Copy out all the lines in the records that include the word "านเข".

## Start DATA SUPPLIED

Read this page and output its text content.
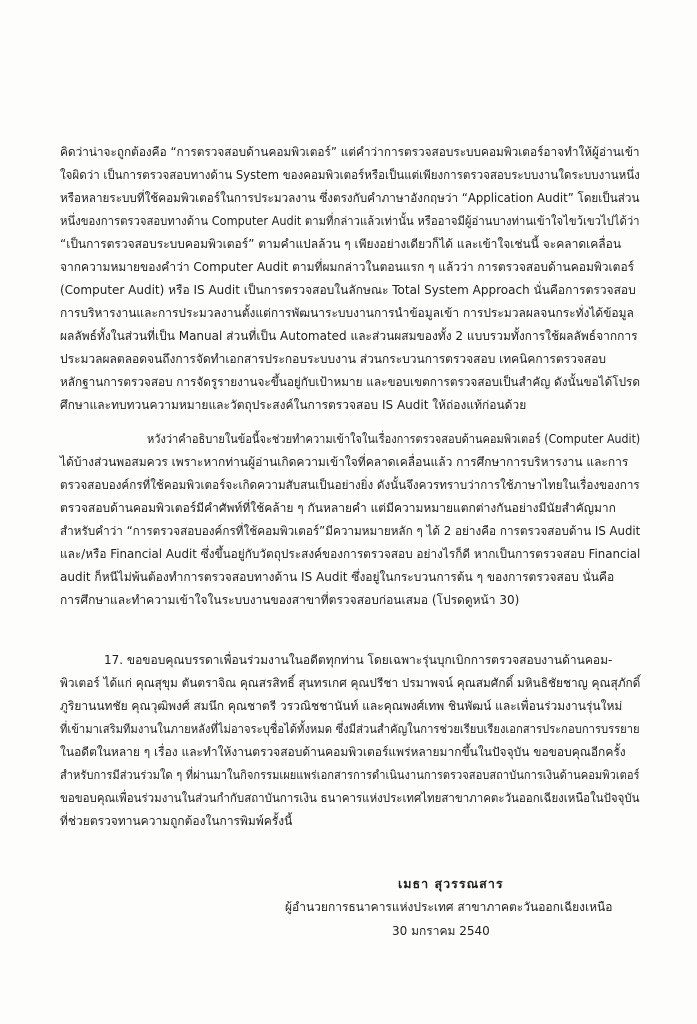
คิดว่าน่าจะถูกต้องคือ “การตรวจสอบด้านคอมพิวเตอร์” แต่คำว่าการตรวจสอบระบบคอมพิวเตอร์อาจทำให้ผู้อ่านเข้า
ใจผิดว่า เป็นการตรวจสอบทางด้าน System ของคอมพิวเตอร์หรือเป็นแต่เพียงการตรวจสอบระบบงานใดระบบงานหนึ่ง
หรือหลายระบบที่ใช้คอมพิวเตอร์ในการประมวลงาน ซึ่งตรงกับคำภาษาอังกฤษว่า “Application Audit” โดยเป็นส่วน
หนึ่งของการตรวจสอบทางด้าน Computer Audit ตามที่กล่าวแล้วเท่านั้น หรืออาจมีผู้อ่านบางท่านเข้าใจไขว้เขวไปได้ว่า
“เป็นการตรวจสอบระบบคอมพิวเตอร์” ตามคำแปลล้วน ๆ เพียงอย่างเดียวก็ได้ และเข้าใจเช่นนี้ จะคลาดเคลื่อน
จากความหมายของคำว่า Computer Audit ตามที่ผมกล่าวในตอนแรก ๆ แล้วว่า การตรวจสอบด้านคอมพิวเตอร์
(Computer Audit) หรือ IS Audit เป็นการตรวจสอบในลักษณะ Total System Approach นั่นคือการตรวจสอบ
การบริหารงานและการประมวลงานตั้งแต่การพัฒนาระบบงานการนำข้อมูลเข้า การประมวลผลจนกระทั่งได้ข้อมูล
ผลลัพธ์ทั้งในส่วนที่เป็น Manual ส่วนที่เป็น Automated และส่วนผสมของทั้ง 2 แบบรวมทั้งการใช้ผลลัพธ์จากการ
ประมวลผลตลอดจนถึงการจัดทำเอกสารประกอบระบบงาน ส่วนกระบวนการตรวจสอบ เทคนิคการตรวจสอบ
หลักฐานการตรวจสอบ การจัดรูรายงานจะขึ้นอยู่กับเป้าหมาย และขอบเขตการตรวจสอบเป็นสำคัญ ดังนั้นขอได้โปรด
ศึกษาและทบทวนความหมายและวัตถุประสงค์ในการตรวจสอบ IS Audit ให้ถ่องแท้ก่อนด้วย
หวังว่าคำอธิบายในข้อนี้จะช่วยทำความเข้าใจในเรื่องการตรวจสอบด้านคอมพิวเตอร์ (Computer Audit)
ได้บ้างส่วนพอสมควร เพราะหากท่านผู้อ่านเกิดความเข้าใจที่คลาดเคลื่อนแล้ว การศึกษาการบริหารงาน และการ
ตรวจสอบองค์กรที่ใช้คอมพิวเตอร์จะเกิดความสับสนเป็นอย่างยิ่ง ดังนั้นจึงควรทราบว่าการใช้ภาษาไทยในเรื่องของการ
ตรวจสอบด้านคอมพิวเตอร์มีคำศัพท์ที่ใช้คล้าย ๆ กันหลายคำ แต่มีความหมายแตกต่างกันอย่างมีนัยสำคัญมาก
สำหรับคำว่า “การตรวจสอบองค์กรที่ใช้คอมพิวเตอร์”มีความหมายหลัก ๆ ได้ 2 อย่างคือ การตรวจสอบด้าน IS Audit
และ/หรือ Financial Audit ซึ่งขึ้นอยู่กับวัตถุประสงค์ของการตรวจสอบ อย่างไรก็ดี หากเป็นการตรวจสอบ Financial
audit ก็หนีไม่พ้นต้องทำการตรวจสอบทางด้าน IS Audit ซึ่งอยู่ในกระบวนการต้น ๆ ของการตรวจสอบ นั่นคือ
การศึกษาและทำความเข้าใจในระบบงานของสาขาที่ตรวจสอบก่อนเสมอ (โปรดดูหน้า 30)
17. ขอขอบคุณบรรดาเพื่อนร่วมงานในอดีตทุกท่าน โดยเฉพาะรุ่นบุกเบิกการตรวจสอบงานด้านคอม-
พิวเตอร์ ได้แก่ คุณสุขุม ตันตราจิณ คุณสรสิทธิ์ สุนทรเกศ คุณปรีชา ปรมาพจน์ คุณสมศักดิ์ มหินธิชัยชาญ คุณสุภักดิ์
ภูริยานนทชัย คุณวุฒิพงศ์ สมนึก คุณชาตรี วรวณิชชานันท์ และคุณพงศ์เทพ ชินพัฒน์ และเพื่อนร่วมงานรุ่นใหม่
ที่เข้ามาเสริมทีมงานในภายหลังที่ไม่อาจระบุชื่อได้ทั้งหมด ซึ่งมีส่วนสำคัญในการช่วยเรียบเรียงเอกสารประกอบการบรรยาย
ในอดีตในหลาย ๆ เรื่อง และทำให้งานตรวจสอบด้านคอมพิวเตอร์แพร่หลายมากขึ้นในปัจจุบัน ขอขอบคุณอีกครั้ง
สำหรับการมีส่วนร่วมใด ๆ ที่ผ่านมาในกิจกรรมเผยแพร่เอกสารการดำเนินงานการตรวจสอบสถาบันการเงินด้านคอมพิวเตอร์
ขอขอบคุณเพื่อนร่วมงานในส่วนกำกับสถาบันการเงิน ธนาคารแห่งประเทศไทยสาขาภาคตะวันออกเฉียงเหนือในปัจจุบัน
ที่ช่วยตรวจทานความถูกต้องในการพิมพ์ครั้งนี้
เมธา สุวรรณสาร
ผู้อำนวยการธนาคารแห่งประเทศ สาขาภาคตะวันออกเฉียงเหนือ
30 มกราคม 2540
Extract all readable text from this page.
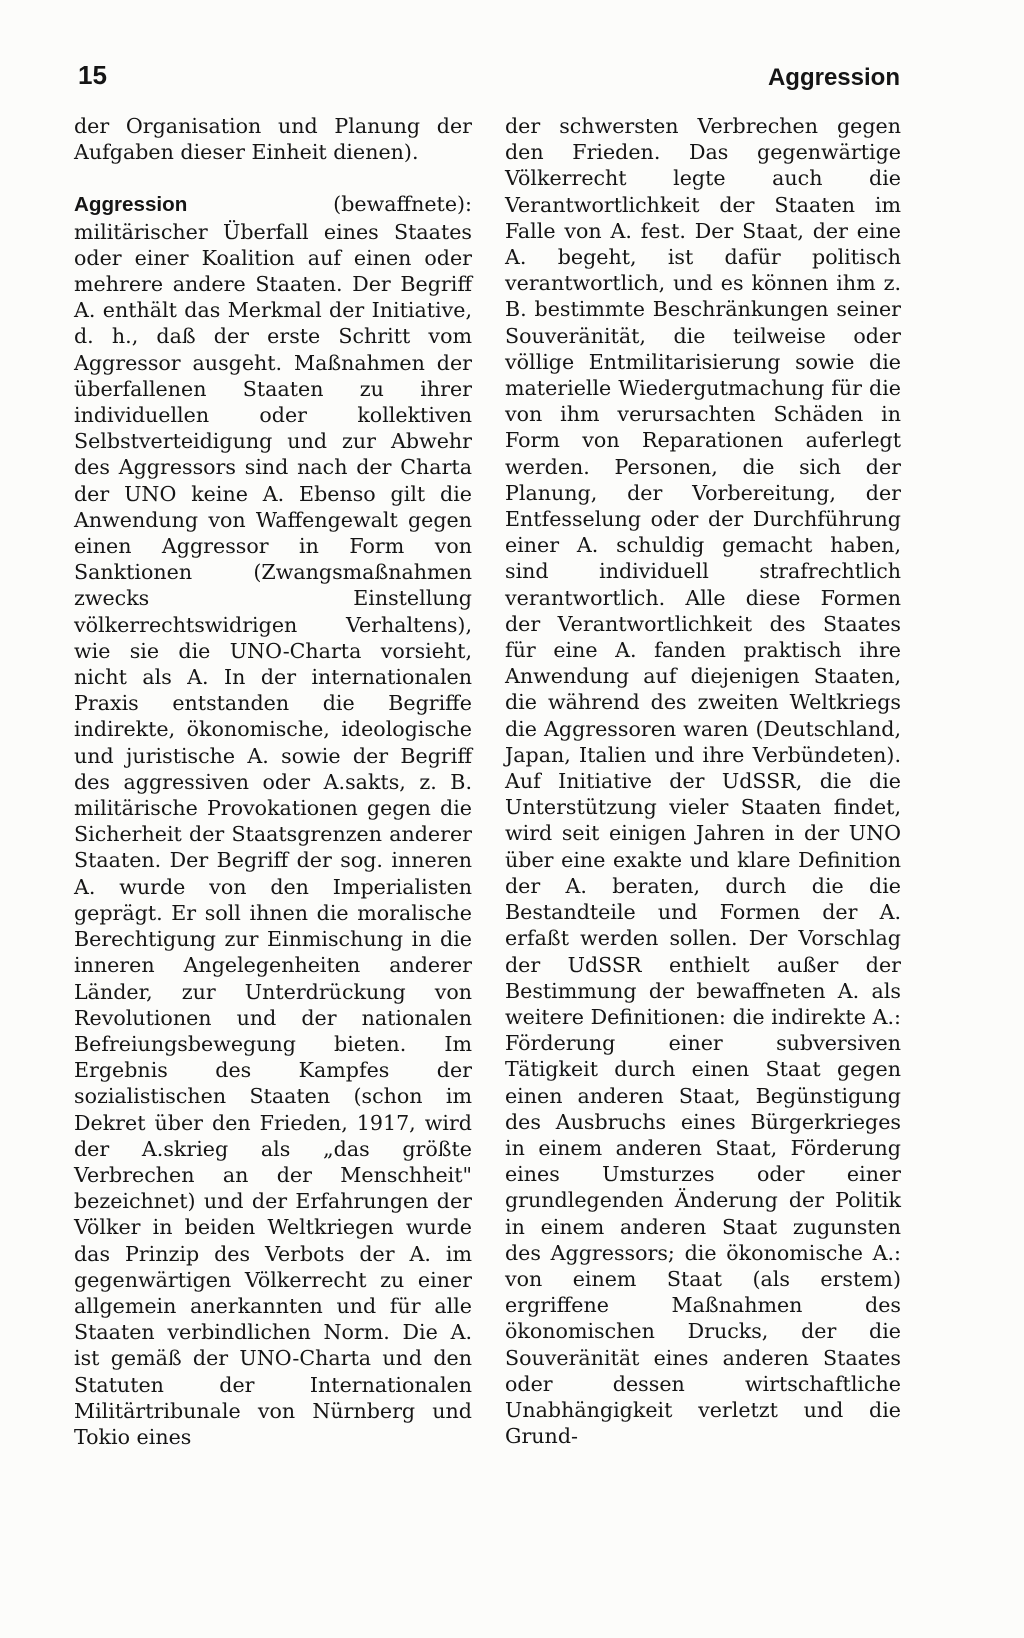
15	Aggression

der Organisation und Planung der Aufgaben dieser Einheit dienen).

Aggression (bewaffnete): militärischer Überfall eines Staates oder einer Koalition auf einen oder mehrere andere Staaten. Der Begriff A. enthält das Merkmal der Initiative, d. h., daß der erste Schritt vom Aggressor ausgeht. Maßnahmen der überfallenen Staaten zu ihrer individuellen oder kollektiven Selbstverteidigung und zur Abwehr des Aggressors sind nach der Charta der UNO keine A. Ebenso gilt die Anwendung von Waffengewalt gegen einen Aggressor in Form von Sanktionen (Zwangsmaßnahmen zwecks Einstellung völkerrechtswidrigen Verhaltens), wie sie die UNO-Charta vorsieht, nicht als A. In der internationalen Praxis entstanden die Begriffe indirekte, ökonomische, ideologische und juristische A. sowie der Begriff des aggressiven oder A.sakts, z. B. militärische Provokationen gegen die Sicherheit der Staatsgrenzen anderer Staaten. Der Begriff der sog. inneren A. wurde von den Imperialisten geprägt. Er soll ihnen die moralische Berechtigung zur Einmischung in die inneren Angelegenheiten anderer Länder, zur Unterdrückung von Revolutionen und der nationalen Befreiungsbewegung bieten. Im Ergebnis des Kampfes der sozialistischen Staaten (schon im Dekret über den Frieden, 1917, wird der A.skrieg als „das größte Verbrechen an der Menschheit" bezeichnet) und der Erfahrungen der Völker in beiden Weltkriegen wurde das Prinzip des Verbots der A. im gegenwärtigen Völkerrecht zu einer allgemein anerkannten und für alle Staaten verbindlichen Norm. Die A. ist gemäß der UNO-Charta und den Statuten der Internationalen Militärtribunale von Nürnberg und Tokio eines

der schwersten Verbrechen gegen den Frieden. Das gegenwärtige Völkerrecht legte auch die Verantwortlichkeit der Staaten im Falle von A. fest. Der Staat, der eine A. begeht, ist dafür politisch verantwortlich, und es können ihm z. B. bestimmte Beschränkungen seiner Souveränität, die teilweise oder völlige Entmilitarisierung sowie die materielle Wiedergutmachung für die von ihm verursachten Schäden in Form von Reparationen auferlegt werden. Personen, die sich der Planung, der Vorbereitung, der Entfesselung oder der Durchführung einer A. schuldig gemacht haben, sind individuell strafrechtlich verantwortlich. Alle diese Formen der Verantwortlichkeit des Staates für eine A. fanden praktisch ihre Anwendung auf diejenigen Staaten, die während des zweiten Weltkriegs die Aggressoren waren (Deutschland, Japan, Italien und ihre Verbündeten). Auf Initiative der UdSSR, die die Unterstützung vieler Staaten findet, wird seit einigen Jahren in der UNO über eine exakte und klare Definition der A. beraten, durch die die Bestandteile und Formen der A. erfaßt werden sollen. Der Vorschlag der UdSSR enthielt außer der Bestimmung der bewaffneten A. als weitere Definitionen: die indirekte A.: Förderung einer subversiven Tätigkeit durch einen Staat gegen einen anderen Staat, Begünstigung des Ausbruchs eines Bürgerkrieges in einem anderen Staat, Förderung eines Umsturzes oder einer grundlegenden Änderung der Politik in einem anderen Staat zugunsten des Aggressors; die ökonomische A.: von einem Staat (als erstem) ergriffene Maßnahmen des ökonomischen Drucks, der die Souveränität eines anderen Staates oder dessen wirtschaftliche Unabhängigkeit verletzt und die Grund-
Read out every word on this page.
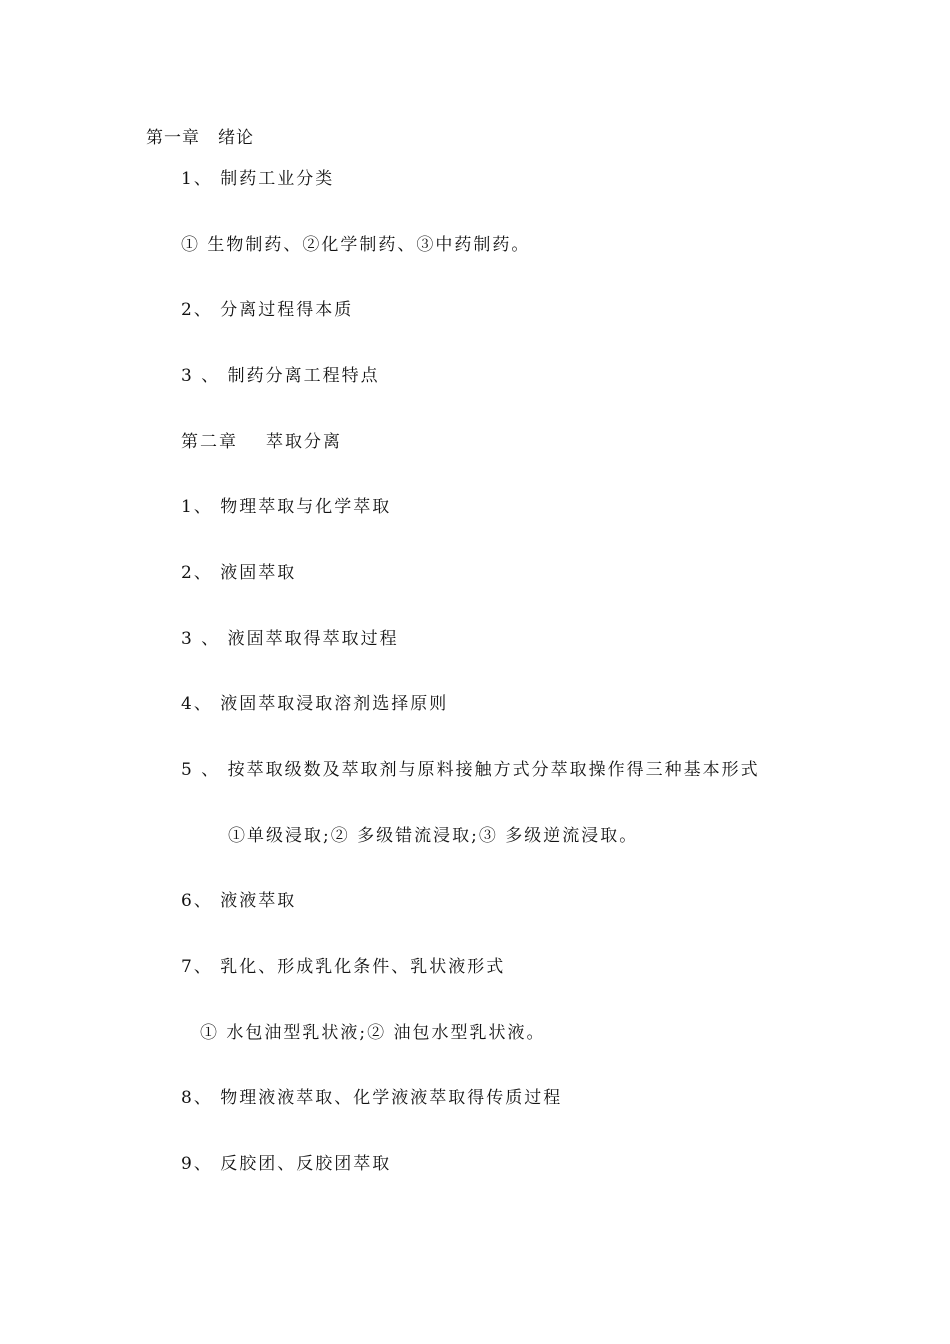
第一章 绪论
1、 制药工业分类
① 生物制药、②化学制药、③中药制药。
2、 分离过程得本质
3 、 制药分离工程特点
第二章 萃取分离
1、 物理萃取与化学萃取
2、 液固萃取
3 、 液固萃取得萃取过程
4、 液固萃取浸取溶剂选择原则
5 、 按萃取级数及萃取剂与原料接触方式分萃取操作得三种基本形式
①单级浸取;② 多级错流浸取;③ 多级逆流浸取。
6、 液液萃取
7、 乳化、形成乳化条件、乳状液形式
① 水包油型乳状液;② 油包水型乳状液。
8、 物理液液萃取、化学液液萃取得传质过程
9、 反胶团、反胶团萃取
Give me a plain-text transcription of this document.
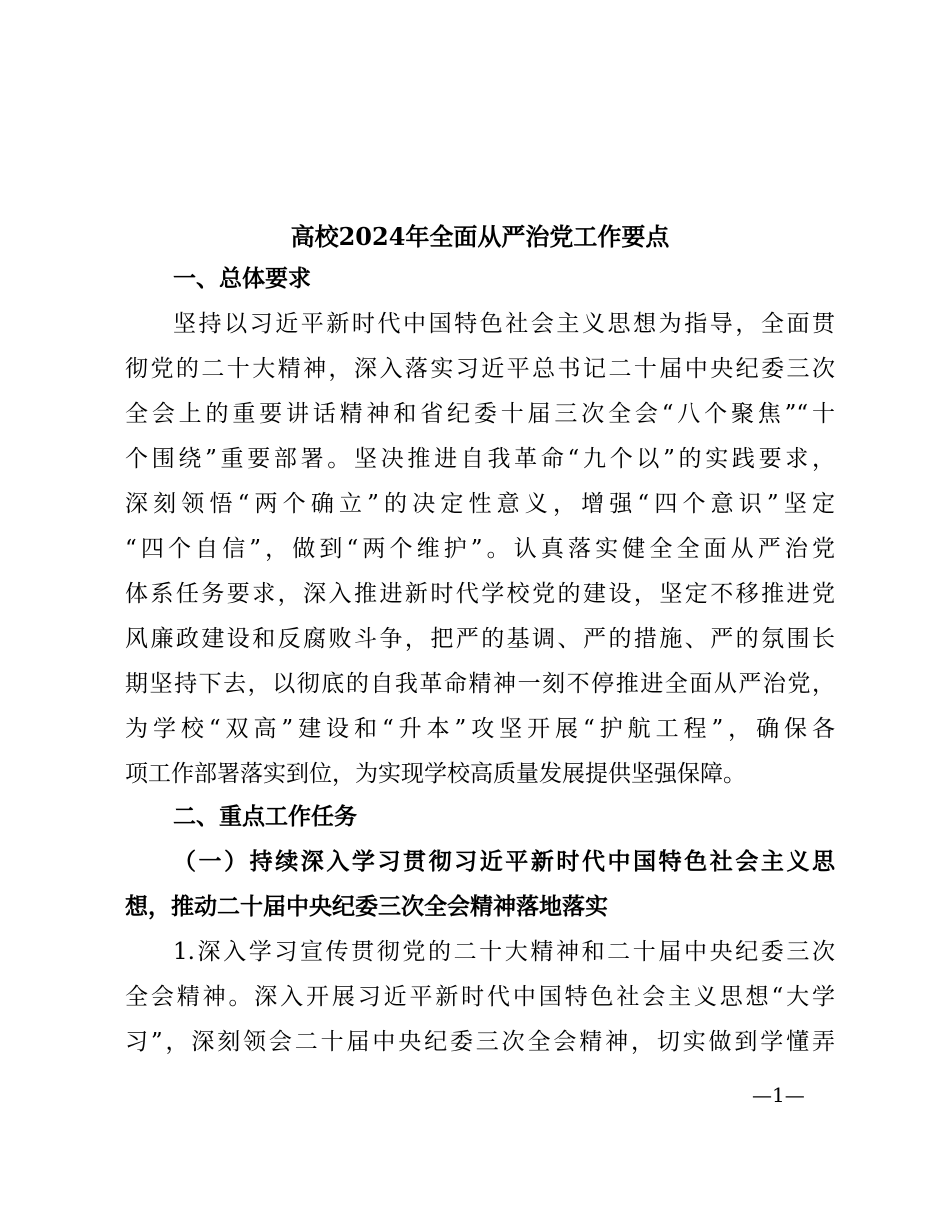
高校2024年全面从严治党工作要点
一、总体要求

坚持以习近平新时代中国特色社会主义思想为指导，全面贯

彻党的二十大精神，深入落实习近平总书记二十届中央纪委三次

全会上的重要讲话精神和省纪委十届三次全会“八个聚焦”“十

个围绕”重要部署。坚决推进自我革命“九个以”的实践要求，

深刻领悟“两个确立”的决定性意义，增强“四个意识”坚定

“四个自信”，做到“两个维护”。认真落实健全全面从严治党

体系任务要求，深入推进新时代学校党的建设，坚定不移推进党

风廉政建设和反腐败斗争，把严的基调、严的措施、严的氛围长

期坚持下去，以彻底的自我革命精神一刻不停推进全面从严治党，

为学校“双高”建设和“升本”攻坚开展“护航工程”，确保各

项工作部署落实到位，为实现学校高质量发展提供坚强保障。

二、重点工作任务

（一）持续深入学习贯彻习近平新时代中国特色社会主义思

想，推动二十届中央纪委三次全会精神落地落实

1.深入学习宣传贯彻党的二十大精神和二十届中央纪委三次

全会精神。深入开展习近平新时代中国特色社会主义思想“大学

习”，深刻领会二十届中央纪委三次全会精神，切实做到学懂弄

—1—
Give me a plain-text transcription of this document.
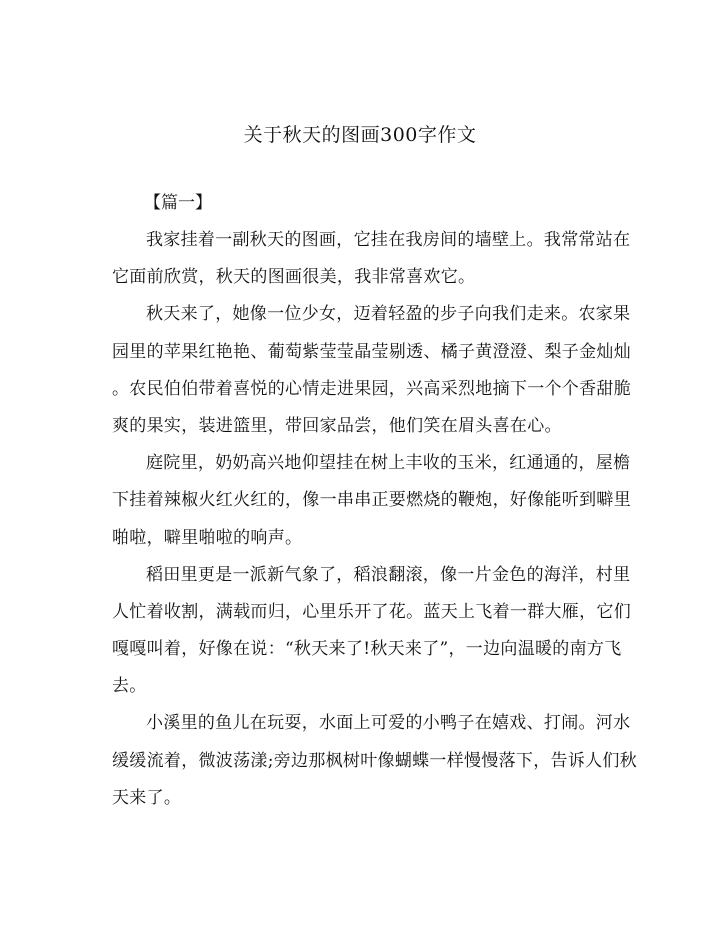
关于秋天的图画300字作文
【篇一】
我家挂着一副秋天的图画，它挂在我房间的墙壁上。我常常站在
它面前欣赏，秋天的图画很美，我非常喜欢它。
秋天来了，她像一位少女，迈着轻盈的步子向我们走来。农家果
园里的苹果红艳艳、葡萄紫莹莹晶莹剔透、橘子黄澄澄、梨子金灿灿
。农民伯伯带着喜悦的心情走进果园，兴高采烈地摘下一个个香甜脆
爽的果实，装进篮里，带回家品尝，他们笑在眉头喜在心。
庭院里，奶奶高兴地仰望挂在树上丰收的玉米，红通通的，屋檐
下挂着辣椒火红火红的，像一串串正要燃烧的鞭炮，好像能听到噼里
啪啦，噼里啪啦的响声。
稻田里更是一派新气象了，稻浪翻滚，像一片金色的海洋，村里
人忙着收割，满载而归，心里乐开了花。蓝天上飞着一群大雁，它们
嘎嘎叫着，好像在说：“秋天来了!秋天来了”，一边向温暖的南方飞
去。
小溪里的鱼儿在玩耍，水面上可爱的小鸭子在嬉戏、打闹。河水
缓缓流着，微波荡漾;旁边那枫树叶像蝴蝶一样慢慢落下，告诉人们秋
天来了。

## End DATA SUPPLIED

THE COMPLETED TASK —
คิดว่าน่าจะถูกต้องคือ “การตรวจสอบด้านคอมพิวเตอร์” แต่คำว่าการตรวจสอบระบบคอมพิวเตอร์อาจทำให้ผู้อ่านเข้า
หนึ่งของการตรวจสอบทางด้าน Computer Audit ตามที่กล่าวแล้วเท่านั้น หรืออาจมีผู้อ่านบางท่านเข้าใจไขว้เขวไปได้ว่า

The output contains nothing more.